Image layout annotations:
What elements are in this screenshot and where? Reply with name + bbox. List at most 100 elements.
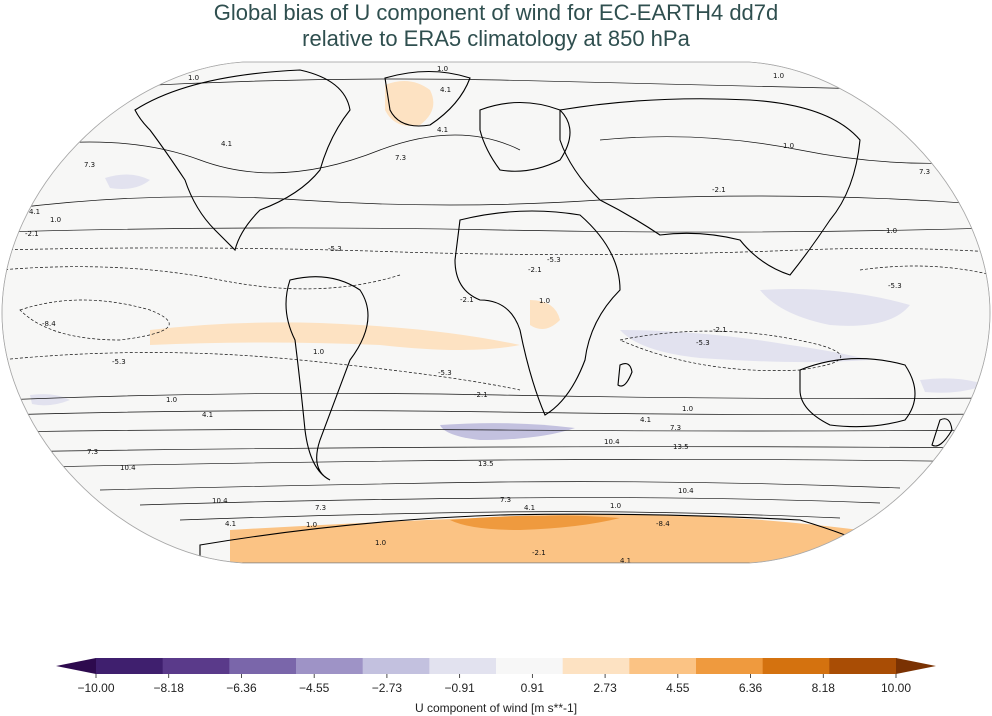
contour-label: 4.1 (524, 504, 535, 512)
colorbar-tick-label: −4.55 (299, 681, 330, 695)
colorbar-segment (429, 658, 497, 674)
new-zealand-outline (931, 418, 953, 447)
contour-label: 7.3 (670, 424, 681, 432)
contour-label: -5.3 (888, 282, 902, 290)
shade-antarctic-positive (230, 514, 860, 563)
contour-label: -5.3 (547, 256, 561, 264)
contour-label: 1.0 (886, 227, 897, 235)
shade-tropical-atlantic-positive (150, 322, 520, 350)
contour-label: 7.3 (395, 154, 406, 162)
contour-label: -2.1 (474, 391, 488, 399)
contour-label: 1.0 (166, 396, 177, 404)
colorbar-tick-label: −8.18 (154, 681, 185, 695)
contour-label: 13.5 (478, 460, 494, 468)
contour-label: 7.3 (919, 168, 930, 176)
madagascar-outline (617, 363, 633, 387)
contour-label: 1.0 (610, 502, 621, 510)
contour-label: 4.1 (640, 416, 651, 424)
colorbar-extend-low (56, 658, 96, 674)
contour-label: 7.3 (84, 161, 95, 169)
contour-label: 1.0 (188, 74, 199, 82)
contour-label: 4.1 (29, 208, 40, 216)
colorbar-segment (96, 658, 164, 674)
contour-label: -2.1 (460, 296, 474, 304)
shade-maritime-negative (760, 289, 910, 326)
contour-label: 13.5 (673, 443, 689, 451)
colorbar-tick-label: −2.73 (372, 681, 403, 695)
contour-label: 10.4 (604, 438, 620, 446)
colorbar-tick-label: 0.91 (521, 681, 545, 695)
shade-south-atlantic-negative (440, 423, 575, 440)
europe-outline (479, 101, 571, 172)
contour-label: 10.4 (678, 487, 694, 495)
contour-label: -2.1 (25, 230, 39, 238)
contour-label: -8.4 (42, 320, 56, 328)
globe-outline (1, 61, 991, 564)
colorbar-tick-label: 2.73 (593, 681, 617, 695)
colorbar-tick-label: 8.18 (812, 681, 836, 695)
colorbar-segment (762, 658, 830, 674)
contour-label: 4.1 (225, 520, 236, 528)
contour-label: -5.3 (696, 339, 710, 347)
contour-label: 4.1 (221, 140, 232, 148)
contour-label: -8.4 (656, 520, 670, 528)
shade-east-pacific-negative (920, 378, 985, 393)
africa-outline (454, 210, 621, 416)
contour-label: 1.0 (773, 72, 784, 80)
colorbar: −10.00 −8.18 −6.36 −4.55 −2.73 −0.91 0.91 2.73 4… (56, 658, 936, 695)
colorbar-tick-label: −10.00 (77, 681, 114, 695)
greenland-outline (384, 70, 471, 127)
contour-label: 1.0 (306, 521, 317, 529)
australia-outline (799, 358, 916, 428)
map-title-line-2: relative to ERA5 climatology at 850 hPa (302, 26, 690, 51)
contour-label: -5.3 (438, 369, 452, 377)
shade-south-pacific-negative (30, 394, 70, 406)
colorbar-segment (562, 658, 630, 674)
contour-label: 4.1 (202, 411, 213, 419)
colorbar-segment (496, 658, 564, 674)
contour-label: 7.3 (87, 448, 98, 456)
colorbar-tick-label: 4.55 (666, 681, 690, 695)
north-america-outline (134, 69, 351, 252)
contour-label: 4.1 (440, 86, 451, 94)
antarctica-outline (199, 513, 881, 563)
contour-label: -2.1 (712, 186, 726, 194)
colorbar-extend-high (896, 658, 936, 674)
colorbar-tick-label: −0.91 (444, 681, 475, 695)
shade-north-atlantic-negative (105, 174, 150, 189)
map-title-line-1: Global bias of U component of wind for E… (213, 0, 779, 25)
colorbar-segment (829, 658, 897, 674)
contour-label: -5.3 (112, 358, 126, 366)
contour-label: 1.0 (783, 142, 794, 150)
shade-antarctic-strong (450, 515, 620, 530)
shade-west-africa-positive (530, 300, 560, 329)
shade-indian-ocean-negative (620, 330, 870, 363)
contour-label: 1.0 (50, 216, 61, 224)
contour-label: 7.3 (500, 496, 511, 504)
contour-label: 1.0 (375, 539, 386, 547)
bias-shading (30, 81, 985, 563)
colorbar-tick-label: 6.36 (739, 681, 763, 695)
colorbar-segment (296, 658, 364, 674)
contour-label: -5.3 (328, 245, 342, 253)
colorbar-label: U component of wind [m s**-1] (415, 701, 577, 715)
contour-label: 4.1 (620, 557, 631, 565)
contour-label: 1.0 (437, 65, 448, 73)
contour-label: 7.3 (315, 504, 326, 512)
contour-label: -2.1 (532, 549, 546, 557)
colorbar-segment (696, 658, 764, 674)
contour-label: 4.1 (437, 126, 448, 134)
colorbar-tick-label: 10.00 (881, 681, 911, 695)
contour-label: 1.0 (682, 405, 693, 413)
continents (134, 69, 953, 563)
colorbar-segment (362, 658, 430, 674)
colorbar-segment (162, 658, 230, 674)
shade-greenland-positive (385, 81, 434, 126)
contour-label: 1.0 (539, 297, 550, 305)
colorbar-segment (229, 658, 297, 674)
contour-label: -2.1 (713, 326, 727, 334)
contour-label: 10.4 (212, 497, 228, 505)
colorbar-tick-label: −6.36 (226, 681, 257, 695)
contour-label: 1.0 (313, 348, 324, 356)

Problem to work on:
Please write out every line of the records above as a numbered list, skipping blank lines and leaving out the pictures.

Output of the exercise:
1. What elements are in this screenshot and where? Reply with name + bbox. List at most 100 elements.
2. contour-label: 4.1 (524, 504, 535, 512)
3. colorbar-tick-label: −4.55 (299, 681, 330, 695)
4. colorbar-segment (429, 658, 497, 674)
5. new-zealand-outline (931, 418, 953, 447)
6. contour-label: 7.3 (670, 424, 681, 432)
7. contour-label: -5.3 (888, 282, 902, 290)
8. shade-antarctic-positive (230, 514, 860, 563)
9. contour-label: -5.3 (547, 256, 561, 264)
10. contour-label: 1.0 (886, 227, 897, 235)
11. shade-tropical-atlantic-positive (150, 322, 520, 350)
12. contour-label: 7.3 (395, 154, 406, 162)
13. contour-label: -2.1 (474, 391, 488, 399)
14. contour-label: 1.0 (166, 396, 177, 404)
15. colorbar-tick-label: −8.18 (154, 681, 185, 695)
16. contour-label: 13.5 (478, 460, 494, 468)
17. contour-label: 7.3 (919, 168, 930, 176)
18. madagascar-outline (617, 363, 633, 387)
19. contour-label: 1.0 (610, 502, 621, 510)
20. contour-label: 4.1 (640, 416, 651, 424)
21. colorbar-extend-low (56, 658, 96, 674)
22. contour-label: 7.3 (84, 161, 95, 169)
23. contour-label: 1.0 (188, 74, 199, 82)
24. contour-label: 4.1 (29, 208, 40, 216)
25. colorbar-segment (96, 658, 164, 674)
26. contour-label: -2.1 (460, 296, 474, 304)
27. shade-maritime-negative (760, 289, 910, 326)
28. contour-label: 13.5 (673, 443, 689, 451)
29. colorbar-tick-label: −2.73 (372, 681, 403, 695)
30. contour-label: 10.4 (604, 438, 620, 446)
31. colorbar-tick-label: 0.91 (521, 681, 545, 695)
32. shade-south-atlantic-negative (440, 423, 575, 440)
33. europe-outline (479, 101, 571, 172)
34. contour-label: 10.4 (678, 487, 694, 495)
35. contour-label: -2.1 (25, 230, 39, 238)
36. contour-label: -8.4 (42, 320, 56, 328)
37. globe-outline (1, 61, 991, 564)
38. colorbar-tick-label: 2.73 (593, 681, 617, 695)
39. colorbar-tick-label: 8.18 (812, 681, 836, 695)
40. colorbar-segment (762, 658, 830, 674)
41. contour-label: 4.1 (225, 520, 236, 528)
42. contour-label: -5.3 (696, 339, 710, 347)
43. contour-label: 4.1 (221, 140, 232, 148)
44. contour-label: -8.4 (656, 520, 670, 528)
45. shade-east-pacific-negative (920, 378, 985, 393)
46. africa-outline (454, 210, 621, 416)
47. contour-label: 1.0 (773, 72, 784, 80)
48. colorbar: −10.00 −8.18 −6.36 −4.55 −2.73 −0.91 0.91 2.73 4… (56, 658, 936, 695)
49. colorbar-tick-label: −10.00 (77, 681, 114, 695)
50. greenland-outline (384, 70, 471, 127)
51. contour-label: 1.0 (306, 521, 317, 529)
52. australia-outline (799, 358, 916, 428)
53. map-title-line-2: relative to ERA5 climatology at 850 hPa (302, 26, 690, 51)
54. contour-label: -5.3 (438, 369, 452, 377)
55. shade-south-pacific-negative (30, 394, 70, 406)
56. colorbar-segment (562, 658, 630, 674)
57. contour-label: 4.1 (202, 411, 213, 419)
58. colorbar-segment (496, 658, 564, 674)
59. contour-label: 7.3 (87, 448, 98, 456)
60. colorbar-tick-label: 4.55 (666, 681, 690, 695)
61. north-america-outline (134, 69, 351, 252)
62. contour-label: 4.1 (440, 86, 451, 94)
63. antarctica-outline (199, 513, 881, 563)
64. contour-label: -2.1 (712, 186, 726, 194)
65. colorbar-extend-high (896, 658, 936, 674)
66. colorbar-tick-label: −0.91 (444, 681, 475, 695)
67. shade-north-atlantic-negative (105, 174, 150, 189)
68. map-title-line-1: Global bias of U component of wind for E… (213, 0, 779, 25)
69. colorbar-segment (829, 658, 897, 674)
70. contour-label: -5.3 (112, 358, 126, 366)
71. contour-label: 1.0 (783, 142, 794, 150)
72. shade-antarctic-strong (450, 515, 620, 530)
73. shade-west-africa-positive (530, 300, 560, 329)
74. shade-indian-ocean-negative (620, 330, 870, 363)
75. contour-label: 1.0 (50, 216, 61, 224)
76. contour-label: 7.3 (500, 496, 511, 504)
77. contour-label: 1.0 (375, 539, 386, 547)
78. bias-shading (30, 81, 985, 563)
79. colorbar-tick-label: 6.36 (739, 681, 763, 695)
80. colorbar-segment (296, 658, 364, 674)
81. contour-label: -5.3 (328, 245, 342, 253)
82. colorbar-label: U component of wind [m s**-1] (415, 701, 577, 715)
83. contour-label: 4.1 (620, 557, 631, 565)
84. contour-label: 1.0 (437, 65, 448, 73)
85. contour-label: 7.3 (315, 504, 326, 512)
86. contour-label: -2.1 (532, 549, 546, 557)
87. colorbar-segment (696, 658, 764, 674)
88. contour-label: 4.1 (437, 126, 448, 134)
89. colorbar-tick-label: 10.00 (881, 681, 911, 695)
90. contour-label: 1.0 (682, 405, 693, 413)
91. continents (134, 69, 953, 563)
92. colorbar-segment (362, 658, 430, 674)
93. colorbar-segment (162, 658, 230, 674)
94. shade-greenland-positive (385, 81, 434, 126)
95. contour-label: 1.0 (539, 297, 550, 305)
96. colorbar-segment (229, 658, 297, 674)
97. contour-label: -2.1 (713, 326, 727, 334)
98. contour-label: 10.4 (212, 497, 228, 505)
99. colorbar-tick-label: −6.36 (226, 681, 257, 695)
100. contour-label: 1.0 (313, 348, 324, 356)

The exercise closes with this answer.